> [YOUR TASK]: Filter this data down to the lines that hold "name", and copy them.

> [MATERIAL PROVIDED]:
----
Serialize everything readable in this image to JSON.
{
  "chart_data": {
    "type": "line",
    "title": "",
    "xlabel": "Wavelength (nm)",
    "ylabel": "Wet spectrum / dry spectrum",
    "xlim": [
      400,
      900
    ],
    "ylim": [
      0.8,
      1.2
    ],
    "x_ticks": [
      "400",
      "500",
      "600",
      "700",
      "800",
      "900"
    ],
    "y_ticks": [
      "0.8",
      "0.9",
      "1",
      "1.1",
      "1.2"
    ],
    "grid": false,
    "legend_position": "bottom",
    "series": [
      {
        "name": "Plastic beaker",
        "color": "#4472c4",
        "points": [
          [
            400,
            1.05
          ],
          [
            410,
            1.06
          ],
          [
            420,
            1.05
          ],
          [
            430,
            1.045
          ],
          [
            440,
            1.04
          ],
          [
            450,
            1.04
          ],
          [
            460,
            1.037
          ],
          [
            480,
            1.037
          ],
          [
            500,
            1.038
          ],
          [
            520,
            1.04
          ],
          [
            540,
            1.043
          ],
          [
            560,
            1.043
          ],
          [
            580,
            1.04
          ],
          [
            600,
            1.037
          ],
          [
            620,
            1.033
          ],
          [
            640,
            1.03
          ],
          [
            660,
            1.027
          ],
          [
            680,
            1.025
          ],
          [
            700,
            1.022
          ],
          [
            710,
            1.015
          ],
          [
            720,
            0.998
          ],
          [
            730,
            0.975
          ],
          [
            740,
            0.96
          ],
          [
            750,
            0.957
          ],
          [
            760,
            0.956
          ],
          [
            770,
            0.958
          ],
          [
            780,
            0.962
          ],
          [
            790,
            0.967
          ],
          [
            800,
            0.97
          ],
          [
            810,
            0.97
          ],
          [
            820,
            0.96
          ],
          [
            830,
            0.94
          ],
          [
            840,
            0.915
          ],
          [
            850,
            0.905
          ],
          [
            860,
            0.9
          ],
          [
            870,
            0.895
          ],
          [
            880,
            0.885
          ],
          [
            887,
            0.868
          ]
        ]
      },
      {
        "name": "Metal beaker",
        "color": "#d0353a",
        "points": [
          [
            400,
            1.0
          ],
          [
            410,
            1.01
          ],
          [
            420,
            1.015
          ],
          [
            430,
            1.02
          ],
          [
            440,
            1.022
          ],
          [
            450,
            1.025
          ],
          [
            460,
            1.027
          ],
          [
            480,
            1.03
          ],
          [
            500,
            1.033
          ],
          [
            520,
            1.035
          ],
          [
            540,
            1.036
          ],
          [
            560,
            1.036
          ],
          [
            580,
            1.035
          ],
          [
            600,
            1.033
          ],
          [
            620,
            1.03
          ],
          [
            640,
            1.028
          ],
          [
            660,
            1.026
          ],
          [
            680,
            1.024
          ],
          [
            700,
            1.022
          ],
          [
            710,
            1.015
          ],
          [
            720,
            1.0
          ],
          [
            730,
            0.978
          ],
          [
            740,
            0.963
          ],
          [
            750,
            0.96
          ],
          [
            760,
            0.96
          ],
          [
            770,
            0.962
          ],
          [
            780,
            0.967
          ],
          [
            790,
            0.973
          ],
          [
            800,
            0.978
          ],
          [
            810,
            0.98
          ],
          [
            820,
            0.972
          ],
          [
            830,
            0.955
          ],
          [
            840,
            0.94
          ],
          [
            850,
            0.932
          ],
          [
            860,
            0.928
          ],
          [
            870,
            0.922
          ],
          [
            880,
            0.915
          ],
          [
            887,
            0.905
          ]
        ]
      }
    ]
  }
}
----
> [TASK RESULT]:
        "name": "Plastic beaker",
        "name": "Metal beaker",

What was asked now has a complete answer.